§ DIRECTIVE:
Write out all the entries word for word, but skip any images.

§ Collected data:
══════

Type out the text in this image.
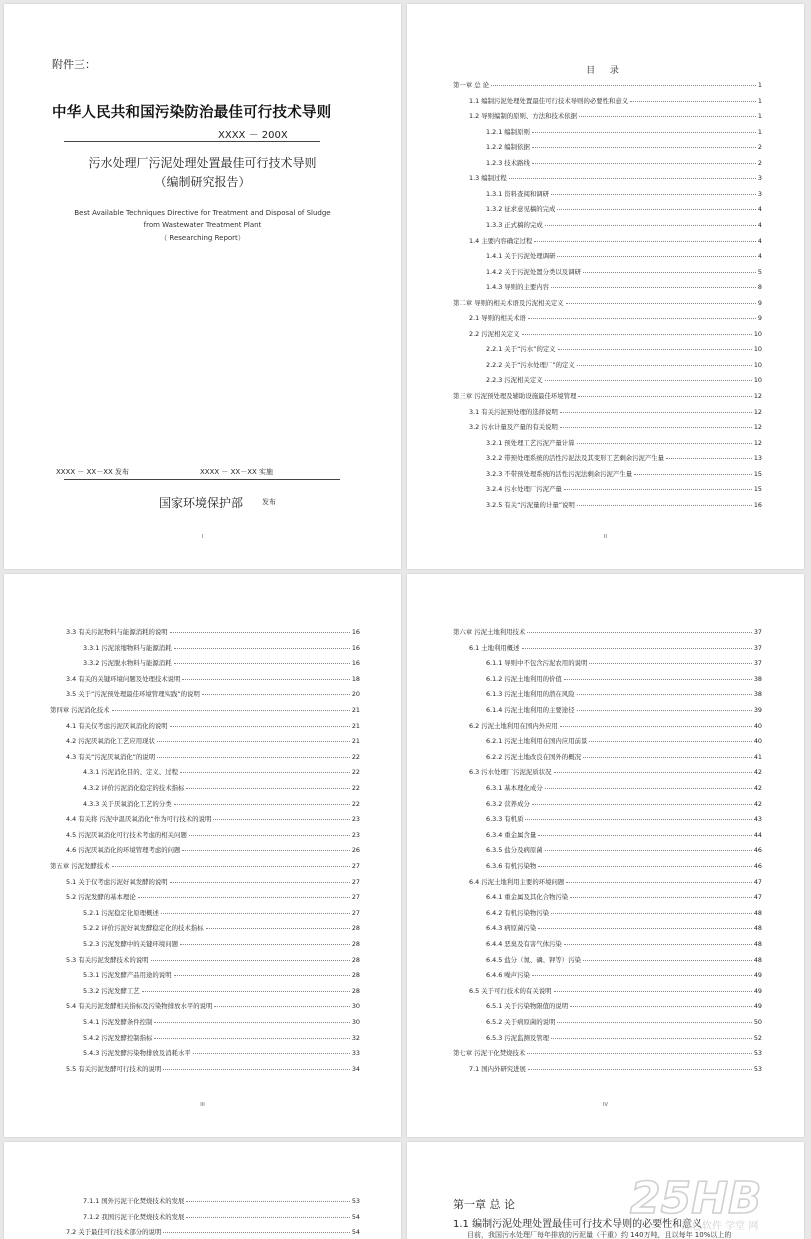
附件三：
中华人民共和国污染防治最佳可行技术导则
XXXX － 200X
污水处理厂污泥处理处置最佳可行技术导则
（编制研究报告）
Best Available Techniques Directive for Treatment and Disposal of Sludge
from Wastewater Treatment Plant
（ Researching Report）
XXXX － XX－XX 发布	XXXX － XX－XX 实施
国家环境保护部	发布
I
目 录
第一章 总 论	1
1.1 编制污泥处理处置最佳可行技术导则的必要性和意义	1
1.2 导则编制的原则、方法和技术依据	1
1.2.1 编制原则	1
1.2.2 编制依据	2
1.2.3 技术路线	2
1.3 编制过程	3
1.3.1 资料查阅和调研	3
1.3.2 征求意见稿的完成	4
1.3.3 正式稿的完成	4
1.4 主要内容确定过程	4
1.4.1 关于污泥处理调研	4
1.4.2 关于污泥处置分类以及调研	5
1.4.3 导则的主要内容	8
第二章 导则的相关术语及污泥相关定义	9
2.1 导则的相关术语	9
2.2 污泥相关定义	10
2.2.1 关于“污水”的定义	10
2.2.2 关于“污水处理厂”的定义	10
2.2.3 污泥相关定义	10
第三章 污泥预处理及辅助设施最佳环境管理	12
3.1 有关污泥预处理的选择说明	12
3.2 污水计量及产量的有关说明	12
3.2.1 预处理工艺污泥产量计算	12
3.2.2 带预处理系统的活性污泥法及其变形工艺剩余污泥产生量	13
3.2.3 不带预处理系统的活性污泥法剩余污泥产生量	15
3.2.4 污水处理厂污泥产量	15
3.2.5 有关“污泥量的计量”说明	16
II
3.3 有关污泥物料与能源消耗的说明	16
3.3.1 污泥浓缩物料与能源消耗	16
3.3.2 污泥脱水物料与能源消耗	16
3.4 有关的关键环境问题及处理技术说明	18
3.5 关于“污泥预处理最佳环境管理实践”的说明	20
第四章 污泥消化技术	21
4.1 有关仅考虑污泥厌氧消化的说明	21
4.2 污泥厌氧消化工艺应用现状	21
4.3 有关“污泥厌氧消化”的说明	22
4.3.1 污泥消化目的、定义、过程	22
4.3.2 评价污泥消化稳定的技术指标	22
4.3.3 关于厌氧消化工艺的分类	22
4.4 有关将 污泥中温厌氧消化“作为可行技术的说明	23
4.5 污泥厌氧消化可行技术考虑的相关问题	23
4.6 污泥厌氧消化的环境管理考虑的问题	26
第五章 污泥发酵技术	27
5.1 关于仅考虑污泥好氧发酵的说明	27
5.2 污泥发酵的基本理论	27
5.2.1 污泥稳定化原理概述	27
5.2.2 评价污泥好氧发酵稳定化的技术指标	28
5.2.3 污泥发酵中的关键环境问题	28
5.3 有关污泥发酵技术的说明	28
5.3.1 污泥发酵产品用途的说明	28
5.3.2 污泥发酵工艺	28
5.4 有关污泥发酵相关指标及污染物排放水平的说明	30
5.4.1 污泥发酵条件控制	30
5.4.2 污泥发酵控制指标	32
5.4.3 污泥发酵污染物排放及消耗水平	33
5.5 有关污泥发酵可行技术的说明	34
III
第六章 污泥土地利用技术	37
6.1 土地利用概述	37
6.1.1 导则中不包含污泥农用的说明	37
6.1.2 污泥土地利用的价值	38
6.1.3 污泥土地利用的潜在风险	38
6.1.4 污泥土地利用的主要途径	39
6.2 污泥土地利用在国内外应用	40
6.2.1 污泥土地利用在国内应用前景	40
6.2.2 污泥土地改良在国外的概况	41
6.3 污水处理厂污泥泥质状况	42
6.3.1 基本理化成分	42
6.3.2 营养成分	42
6.3.3 有机质	43
6.3.4 重金属含量	44
6.3.5 盐分及病原菌	46
6.3.6 有机污染物	46
6.4 污泥土地利用主要的环境问题	47
6.4.1 重金属及其化合物污染	47
6.4.2 有机污染物污染	48
6.4.3 病原菌污染	48
6.4.4 恶臭及有害气体污染	48
6.4.5 盐分（氮、磷、钾等）污染	48
6.4.6 噪声污染	49
6.5 关于可行技术的有关说明	49
6.5.1 关于污染物限值的说明	49
6.5.2 关于病原菌的说明	50
6.5.3 污泥监测及管理	52
第七章 污泥干化焚烧技术	53
7.1 国内外研究进展	53
IV
7.1.1 国外污泥干化焚烧技术的发展	53
7.1.2 我国污泥干化焚烧技术的发展	54
7.2 关于最佳可行技术部分的说明	54
第一章 总 论
1.1 编制污泥处理处置最佳可行技术导则的必要性和意义
目前，我国污水处理厂每年排放的污泥量（干重）约 140万吨，且以每年 10%以上的
25HB
绿色软件 学堂 网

══════

§ WRITTEN REPLY:
Type out the text in this image.
附件三：
中华人民共和国污染防治最佳可行技术导则
XXXX － 200X
污水处理厂污泥处理处置最佳可行技术导则
（编制研究报告）
Best Available Techniques Directive for Treatment and Disposal of Sludge
from Wastewater Treatment Plant
（ Researching Report）
XXXX － XX－XX 发布	XXXX － XX－XX 实施
国家环境保护部	发布
I
目 录
第一章 总 论	1
1.1 编制污泥处理处置最佳可行技术导则的必要性和意义	1
1.2 导则编制的原则、方法和技术依据	1
1.2.1 编制原则	1
1.2.2 编制依据	2
1.2.3 技术路线	2
1.3 编制过程	3
1.3.1 资料查阅和调研	3
1.3.2 征求意见稿的完成	4
1.3.3 正式稿的完成	4
1.4 主要内容确定过程	4
1.4.1 关于污泥处理调研	4
1.4.2 关于污泥处置分类以及调研	5
1.4.3 导则的主要内容	8
第二章 导则的相关术语及污泥相关定义	9
2.1 导则的相关术语	9
2.2 污泥相关定义	10
2.2.1 关于“污水”的定义	10
2.2.2 关于“污水处理厂”的定义	10
2.2.3 污泥相关定义	10
第三章 污泥预处理及辅助设施最佳环境管理	12
3.1 有关污泥预处理的选择说明	12
3.2 污水计量及产量的有关说明	12
3.2.1 预处理工艺污泥产量计算	12
3.2.2 带预处理系统的活性污泥法及其变形工艺剩余污泥产生量	13
3.2.3 不带预处理系统的活性污泥法剩余污泥产生量	15
3.2.4 污水处理厂污泥产量	15
3.2.5 有关“污泥量的计量”说明	16
II
3.3 有关污泥物料与能源消耗的说明	16
3.3.1 污泥浓缩物料与能源消耗	16
3.3.2 污泥脱水物料与能源消耗	16
3.4 有关的关键环境问题及处理技术说明	18
3.5 关于“污泥预处理最佳环境管理实践”的说明	20
第四章 污泥消化技术	21
4.1 有关仅考虑污泥厌氧消化的说明	21
4.2 污泥厌氧消化工艺应用现状	21
4.3 有关“污泥厌氧消化”的说明	22
4.3.1 污泥消化目的、定义、过程	22
4.3.2 评价污泥消化稳定的技术指标	22
4.3.3 关于厌氧消化工艺的分类	22
4.4 有关将 污泥中温厌氧消化“作为可行技术的说明	23
4.5 污泥厌氧消化可行技术考虑的相关问题	23
4.6 污泥厌氧消化的环境管理考虑的问题	26
第五章 污泥发酵技术	27
5.1 关于仅考虑污泥好氧发酵的说明	27
5.2 污泥发酵的基本理论	27
5.2.1 污泥稳定化原理概述	27
5.2.2 评价污泥好氧发酵稳定化的技术指标	28
5.2.3 污泥发酵中的关键环境问题	28
5.3 有关污泥发酵技术的说明	28
5.3.1 污泥发酵产品用途的说明	28
5.3.2 污泥发酵工艺	28
5.4 有关污泥发酵相关指标及污染物排放水平的说明	30
5.4.1 污泥发酵条件控制	30
5.4.2 污泥发酵控制指标	32
5.4.3 污泥发酵污染物排放及消耗水平	33
5.5 有关污泥发酵可行技术的说明	34
III
第六章 污泥土地利用技术	37
6.1 土地利用概述	37
6.1.1 导则中不包含污泥农用的说明	37
6.1.2 污泥土地利用的价值	38
6.1.3 污泥土地利用的潜在风险	38
6.1.4 污泥土地利用的主要途径	39
6.2 污泥土地利用在国内外应用	40
6.2.1 污泥土地利用在国内应用前景	40
6.2.2 污泥土地改良在国外的概况	41
6.3 污水处理厂污泥泥质状况	42
6.3.1 基本理化成分	42
6.3.2 营养成分	42
6.3.3 有机质	43
6.3.4 重金属含量	44
6.3.5 盐分及病原菌	46
6.3.6 有机污染物	46
6.4 污泥土地利用主要的环境问题	47
6.4.1 重金属及其化合物污染	47
6.4.2 有机污染物污染	48
6.4.3 病原菌污染	48
6.4.4 恶臭及有害气体污染	48
6.4.5 盐分（氮、磷、钾等）污染	48
6.4.6 噪声污染	49
6.5 关于可行技术的有关说明	49
6.5.1 关于污染物限值的说明	49
6.5.2 关于病原菌的说明	50
6.5.3 污泥监测及管理	52
第七章 污泥干化焚烧技术	53
7.1 国内外研究进展	53
IV
7.1.1 国外污泥干化焚烧技术的发展	53
7.1.2 我国污泥干化焚烧技术的发展	54
7.2 关于最佳可行技术部分的说明	54
第一章 总 论
1.1 编制污泥处理处置最佳可行技术导则的必要性和意义
目前，我国污水处理厂每年排放的污泥量（干重）约 140万吨，且以每年 10%以上的
25HB
绿色软件 学堂 网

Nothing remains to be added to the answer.